What the exercise asks:
Tally the lines of the listing that contain the string "的总体要求". Give the number and nothing else.

# START OF Entries shown

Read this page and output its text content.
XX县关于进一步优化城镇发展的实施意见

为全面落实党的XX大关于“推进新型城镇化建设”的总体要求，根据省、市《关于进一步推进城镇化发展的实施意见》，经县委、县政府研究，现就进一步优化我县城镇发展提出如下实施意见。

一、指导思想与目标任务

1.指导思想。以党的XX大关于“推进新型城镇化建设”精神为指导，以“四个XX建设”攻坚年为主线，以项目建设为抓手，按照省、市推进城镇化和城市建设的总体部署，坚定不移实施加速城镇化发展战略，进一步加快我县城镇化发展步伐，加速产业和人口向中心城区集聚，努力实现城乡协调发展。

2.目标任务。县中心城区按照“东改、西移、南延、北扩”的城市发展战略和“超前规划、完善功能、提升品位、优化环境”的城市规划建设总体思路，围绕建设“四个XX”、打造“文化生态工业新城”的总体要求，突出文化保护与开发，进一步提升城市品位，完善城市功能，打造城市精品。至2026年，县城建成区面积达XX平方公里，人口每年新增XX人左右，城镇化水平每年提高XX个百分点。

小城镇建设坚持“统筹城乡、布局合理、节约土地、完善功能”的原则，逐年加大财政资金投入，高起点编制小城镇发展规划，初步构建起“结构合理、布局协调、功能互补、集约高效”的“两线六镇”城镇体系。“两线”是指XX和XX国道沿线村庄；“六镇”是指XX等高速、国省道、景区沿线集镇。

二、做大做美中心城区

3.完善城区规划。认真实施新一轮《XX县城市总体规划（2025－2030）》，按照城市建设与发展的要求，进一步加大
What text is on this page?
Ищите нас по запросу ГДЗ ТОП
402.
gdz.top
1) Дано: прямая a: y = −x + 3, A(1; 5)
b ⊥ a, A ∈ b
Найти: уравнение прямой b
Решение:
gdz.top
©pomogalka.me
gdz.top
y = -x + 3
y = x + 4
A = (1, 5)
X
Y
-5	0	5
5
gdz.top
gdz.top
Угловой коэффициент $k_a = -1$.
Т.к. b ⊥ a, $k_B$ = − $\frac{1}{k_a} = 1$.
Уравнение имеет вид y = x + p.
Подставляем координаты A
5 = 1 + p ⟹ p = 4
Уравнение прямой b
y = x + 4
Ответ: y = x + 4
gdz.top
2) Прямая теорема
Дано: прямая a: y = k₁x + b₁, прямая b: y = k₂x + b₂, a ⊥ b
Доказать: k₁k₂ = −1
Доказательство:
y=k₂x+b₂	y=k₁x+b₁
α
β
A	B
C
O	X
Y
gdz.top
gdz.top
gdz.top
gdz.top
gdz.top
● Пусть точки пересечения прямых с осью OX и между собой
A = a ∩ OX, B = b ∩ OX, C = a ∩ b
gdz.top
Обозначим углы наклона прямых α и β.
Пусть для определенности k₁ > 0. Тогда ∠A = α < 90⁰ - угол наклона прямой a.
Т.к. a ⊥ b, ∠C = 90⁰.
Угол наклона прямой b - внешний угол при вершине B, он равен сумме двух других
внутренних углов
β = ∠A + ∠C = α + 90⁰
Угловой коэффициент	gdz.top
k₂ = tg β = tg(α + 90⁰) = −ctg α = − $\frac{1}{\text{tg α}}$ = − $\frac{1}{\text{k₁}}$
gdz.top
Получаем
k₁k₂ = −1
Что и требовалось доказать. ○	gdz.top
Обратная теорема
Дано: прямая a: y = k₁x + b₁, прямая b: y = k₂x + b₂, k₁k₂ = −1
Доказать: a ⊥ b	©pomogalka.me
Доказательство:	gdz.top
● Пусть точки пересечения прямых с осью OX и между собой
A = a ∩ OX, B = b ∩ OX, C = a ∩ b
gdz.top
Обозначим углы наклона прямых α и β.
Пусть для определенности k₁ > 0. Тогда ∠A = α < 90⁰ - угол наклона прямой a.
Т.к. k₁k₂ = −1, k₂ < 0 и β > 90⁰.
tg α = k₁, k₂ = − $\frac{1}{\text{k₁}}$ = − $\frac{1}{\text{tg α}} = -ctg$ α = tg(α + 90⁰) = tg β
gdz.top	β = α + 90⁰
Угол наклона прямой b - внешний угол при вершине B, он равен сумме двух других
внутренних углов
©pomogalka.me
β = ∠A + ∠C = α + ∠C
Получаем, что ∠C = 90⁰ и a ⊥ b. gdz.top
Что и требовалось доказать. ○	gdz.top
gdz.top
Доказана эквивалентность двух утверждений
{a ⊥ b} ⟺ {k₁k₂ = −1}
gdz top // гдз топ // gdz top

# END OF Entries shown

Result:
2